Data provided:
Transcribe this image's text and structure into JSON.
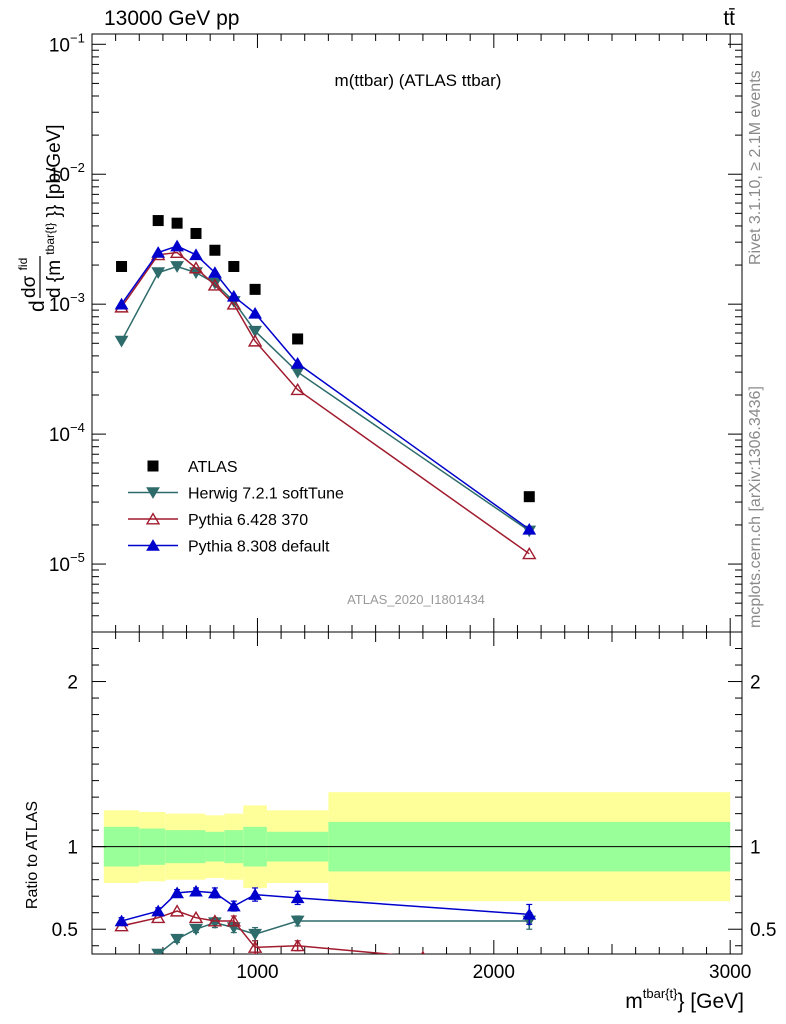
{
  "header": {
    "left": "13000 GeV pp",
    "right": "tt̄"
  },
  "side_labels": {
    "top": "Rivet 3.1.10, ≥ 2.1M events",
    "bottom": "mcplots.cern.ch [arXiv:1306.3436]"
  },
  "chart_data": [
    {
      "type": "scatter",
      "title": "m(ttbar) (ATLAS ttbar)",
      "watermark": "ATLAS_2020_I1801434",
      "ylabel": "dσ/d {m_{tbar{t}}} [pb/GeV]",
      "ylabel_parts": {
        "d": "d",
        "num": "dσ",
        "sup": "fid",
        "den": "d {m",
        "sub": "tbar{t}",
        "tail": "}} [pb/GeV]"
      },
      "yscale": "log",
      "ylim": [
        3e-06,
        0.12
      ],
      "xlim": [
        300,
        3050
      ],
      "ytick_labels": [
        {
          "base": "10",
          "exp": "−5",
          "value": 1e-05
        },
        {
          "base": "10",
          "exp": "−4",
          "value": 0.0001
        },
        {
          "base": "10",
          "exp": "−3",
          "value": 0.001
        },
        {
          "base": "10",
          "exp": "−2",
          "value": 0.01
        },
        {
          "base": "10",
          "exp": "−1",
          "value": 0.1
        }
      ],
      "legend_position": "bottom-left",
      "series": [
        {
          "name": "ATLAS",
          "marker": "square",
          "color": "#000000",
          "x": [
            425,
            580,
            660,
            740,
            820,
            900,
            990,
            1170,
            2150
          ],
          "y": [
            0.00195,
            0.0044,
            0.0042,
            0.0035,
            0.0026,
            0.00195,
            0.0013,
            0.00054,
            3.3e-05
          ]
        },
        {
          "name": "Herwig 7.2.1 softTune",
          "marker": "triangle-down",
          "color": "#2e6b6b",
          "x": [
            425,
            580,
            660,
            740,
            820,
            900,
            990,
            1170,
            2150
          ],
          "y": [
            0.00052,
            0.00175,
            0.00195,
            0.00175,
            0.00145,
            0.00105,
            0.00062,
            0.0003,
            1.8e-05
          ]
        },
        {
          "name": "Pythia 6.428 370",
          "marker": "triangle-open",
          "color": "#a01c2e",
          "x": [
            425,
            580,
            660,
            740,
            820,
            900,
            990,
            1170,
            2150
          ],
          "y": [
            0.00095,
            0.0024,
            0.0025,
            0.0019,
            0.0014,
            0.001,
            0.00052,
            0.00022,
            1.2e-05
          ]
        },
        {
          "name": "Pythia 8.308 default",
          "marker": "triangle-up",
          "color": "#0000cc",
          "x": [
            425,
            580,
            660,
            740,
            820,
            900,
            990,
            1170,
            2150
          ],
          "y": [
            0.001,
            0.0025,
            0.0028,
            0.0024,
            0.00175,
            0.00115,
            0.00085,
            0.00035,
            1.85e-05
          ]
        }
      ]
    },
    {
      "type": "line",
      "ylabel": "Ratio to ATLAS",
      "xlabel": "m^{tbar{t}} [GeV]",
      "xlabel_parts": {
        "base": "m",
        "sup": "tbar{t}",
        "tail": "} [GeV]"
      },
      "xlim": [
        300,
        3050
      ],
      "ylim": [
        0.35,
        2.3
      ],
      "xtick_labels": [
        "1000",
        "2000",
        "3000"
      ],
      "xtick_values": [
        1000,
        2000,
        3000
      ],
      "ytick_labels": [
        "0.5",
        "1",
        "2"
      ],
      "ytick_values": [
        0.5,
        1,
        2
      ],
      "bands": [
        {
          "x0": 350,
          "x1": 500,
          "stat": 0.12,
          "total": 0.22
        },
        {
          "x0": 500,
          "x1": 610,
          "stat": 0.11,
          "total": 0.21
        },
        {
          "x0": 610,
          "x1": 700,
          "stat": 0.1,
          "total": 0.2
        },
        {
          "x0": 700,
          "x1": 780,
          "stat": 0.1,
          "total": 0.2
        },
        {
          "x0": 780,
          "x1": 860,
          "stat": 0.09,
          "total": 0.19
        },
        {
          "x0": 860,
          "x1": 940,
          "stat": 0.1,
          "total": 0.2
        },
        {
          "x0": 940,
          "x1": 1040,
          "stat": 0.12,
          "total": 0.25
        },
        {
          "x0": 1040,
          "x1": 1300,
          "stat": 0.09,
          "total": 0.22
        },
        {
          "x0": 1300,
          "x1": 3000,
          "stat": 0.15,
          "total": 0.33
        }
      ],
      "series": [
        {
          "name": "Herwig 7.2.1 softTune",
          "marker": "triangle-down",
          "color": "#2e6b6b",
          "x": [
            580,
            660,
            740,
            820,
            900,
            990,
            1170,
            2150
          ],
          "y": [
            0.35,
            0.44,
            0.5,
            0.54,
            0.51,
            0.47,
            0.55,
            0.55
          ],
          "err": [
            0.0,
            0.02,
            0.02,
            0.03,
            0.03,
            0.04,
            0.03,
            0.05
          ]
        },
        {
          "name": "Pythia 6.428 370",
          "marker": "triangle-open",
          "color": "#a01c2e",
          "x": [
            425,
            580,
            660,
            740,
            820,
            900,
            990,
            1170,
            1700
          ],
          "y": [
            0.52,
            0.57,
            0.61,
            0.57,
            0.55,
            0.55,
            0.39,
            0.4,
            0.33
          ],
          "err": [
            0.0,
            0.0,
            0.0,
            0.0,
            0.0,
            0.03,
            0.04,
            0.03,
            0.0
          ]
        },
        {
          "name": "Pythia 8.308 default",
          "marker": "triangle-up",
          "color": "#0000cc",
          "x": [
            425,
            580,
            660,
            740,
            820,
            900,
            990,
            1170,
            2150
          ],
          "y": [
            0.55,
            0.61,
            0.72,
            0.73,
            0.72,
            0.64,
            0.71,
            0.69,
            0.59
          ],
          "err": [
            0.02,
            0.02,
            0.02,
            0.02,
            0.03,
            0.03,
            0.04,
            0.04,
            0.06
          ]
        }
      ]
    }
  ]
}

Problem to solve: Retype the whole listing exactly and leave the pictures out.

Response:
Transcribe this image's text and structure into JSON.
{
  "header": {
    "left": "13000 GeV pp",
    "right": "tt̄"
  },
  "side_labels": {
    "top": "Rivet 3.1.10, ≥ 2.1M events",
    "bottom": "mcplots.cern.ch [arXiv:1306.3436]"
  },
  "chart_data": [
    {
      "type": "scatter",
      "title": "m(ttbar) (ATLAS ttbar)",
      "watermark": "ATLAS_2020_I1801434",
      "ylabel": "dσ/d {m_{tbar{t}}} [pb/GeV]",
      "ylabel_parts": {
        "d": "d",
        "num": "dσ",
        "sup": "fid",
        "den": "d {m",
        "sub": "tbar{t}",
        "tail": "}} [pb/GeV]"
      },
      "yscale": "log",
      "ylim": [
        3e-06,
        0.12
      ],
      "xlim": [
        300,
        3050
      ],
      "ytick_labels": [
        {
          "base": "10",
          "exp": "−5",
          "value": 1e-05
        },
        {
          "base": "10",
          "exp": "−4",
          "value": 0.0001
        },
        {
          "base": "10",
          "exp": "−3",
          "value": 0.001
        },
        {
          "base": "10",
          "exp": "−2",
          "value": 0.01
        },
        {
          "base": "10",
          "exp": "−1",
          "value": 0.1
        }
      ],
      "legend_position": "bottom-left",
      "series": [
        {
          "name": "ATLAS",
          "marker": "square",
          "color": "#000000",
          "x": [
            425,
            580,
            660,
            740,
            820,
            900,
            990,
            1170,
            2150
          ],
          "y": [
            0.00195,
            0.0044,
            0.0042,
            0.0035,
            0.0026,
            0.00195,
            0.0013,
            0.00054,
            3.3e-05
          ]
        },
        {
          "name": "Herwig 7.2.1 softTune",
          "marker": "triangle-down",
          "color": "#2e6b6b",
          "x": [
            425,
            580,
            660,
            740,
            820,
            900,
            990,
            1170,
            2150
          ],
          "y": [
            0.00052,
            0.00175,
            0.00195,
            0.00175,
            0.00145,
            0.00105,
            0.00062,
            0.0003,
            1.8e-05
          ]
        },
        {
          "name": "Pythia 6.428 370",
          "marker": "triangle-open",
          "color": "#a01c2e",
          "x": [
            425,
            580,
            660,
            740,
            820,
            900,
            990,
            1170,
            2150
          ],
          "y": [
            0.00095,
            0.0024,
            0.0025,
            0.0019,
            0.0014,
            0.001,
            0.00052,
            0.00022,
            1.2e-05
          ]
        },
        {
          "name": "Pythia 8.308 default",
          "marker": "triangle-up",
          "color": "#0000cc",
          "x": [
            425,
            580,
            660,
            740,
            820,
            900,
            990,
            1170,
            2150
          ],
          "y": [
            0.001,
            0.0025,
            0.0028,
            0.0024,
            0.00175,
            0.00115,
            0.00085,
            0.00035,
            1.85e-05
          ]
        }
      ]
    },
    {
      "type": "line",
      "ylabel": "Ratio to ATLAS",
      "xlabel": "m^{tbar{t}} [GeV]",
      "xlabel_parts": {
        "base": "m",
        "sup": "tbar{t}",
        "tail": "} [GeV]"
      },
      "xlim": [
        300,
        3050
      ],
      "ylim": [
        0.35,
        2.3
      ],
      "xtick_labels": [
        "1000",
        "2000",
        "3000"
      ],
      "xtick_values": [
        1000,
        2000,
        3000
      ],
      "ytick_labels": [
        "0.5",
        "1",
        "2"
      ],
      "ytick_values": [
        0.5,
        1,
        2
      ],
      "bands": [
        {
          "x0": 350,
          "x1": 500,
          "stat": 0.12,
          "total": 0.22
        },
        {
          "x0": 500,
          "x1": 610,
          "stat": 0.11,
          "total": 0.21
        },
        {
          "x0": 610,
          "x1": 700,
          "stat": 0.1,
          "total": 0.2
        },
        {
          "x0": 700,
          "x1": 780,
          "stat": 0.1,
          "total": 0.2
        },
        {
          "x0": 780,
          "x1": 860,
          "stat": 0.09,
          "total": 0.19
        },
        {
          "x0": 860,
          "x1": 940,
          "stat": 0.1,
          "total": 0.2
        },
        {
          "x0": 940,
          "x1": 1040,
          "stat": 0.12,
          "total": 0.25
        },
        {
          "x0": 1040,
          "x1": 1300,
          "stat": 0.09,
          "total": 0.22
        },
        {
          "x0": 1300,
          "x1": 3000,
          "stat": 0.15,
          "total": 0.33
        }
      ],
      "series": [
        {
          "name": "Herwig 7.2.1 softTune",
          "marker": "triangle-down",
          "color": "#2e6b6b",
          "x": [
            580,
            660,
            740,
            820,
            900,
            990,
            1170,
            2150
          ],
          "y": [
            0.35,
            0.44,
            0.5,
            0.54,
            0.51,
            0.47,
            0.55,
            0.55
          ],
          "err": [
            0.0,
            0.02,
            0.02,
            0.03,
            0.03,
            0.04,
            0.03,
            0.05
          ]
        },
        {
          "name": "Pythia 6.428 370",
          "marker": "triangle-open",
          "color": "#a01c2e",
          "x": [
            425,
            580,
            660,
            740,
            820,
            900,
            990,
            1170,
            1700
          ],
          "y": [
            0.52,
            0.57,
            0.61,
            0.57,
            0.55,
            0.55,
            0.39,
            0.4,
            0.33
          ],
          "err": [
            0.0,
            0.0,
            0.0,
            0.0,
            0.0,
            0.03,
            0.04,
            0.03,
            0.0
          ]
        },
        {
          "name": "Pythia 8.308 default",
          "marker": "triangle-up",
          "color": "#0000cc",
          "x": [
            425,
            580,
            660,
            740,
            820,
            900,
            990,
            1170,
            2150
          ],
          "y": [
            0.55,
            0.61,
            0.72,
            0.73,
            0.72,
            0.64,
            0.71,
            0.69,
            0.59
          ],
          "err": [
            0.02,
            0.02,
            0.02,
            0.02,
            0.03,
            0.03,
            0.04,
            0.04,
            0.06
          ]
        }
      ]
    }
  ]
}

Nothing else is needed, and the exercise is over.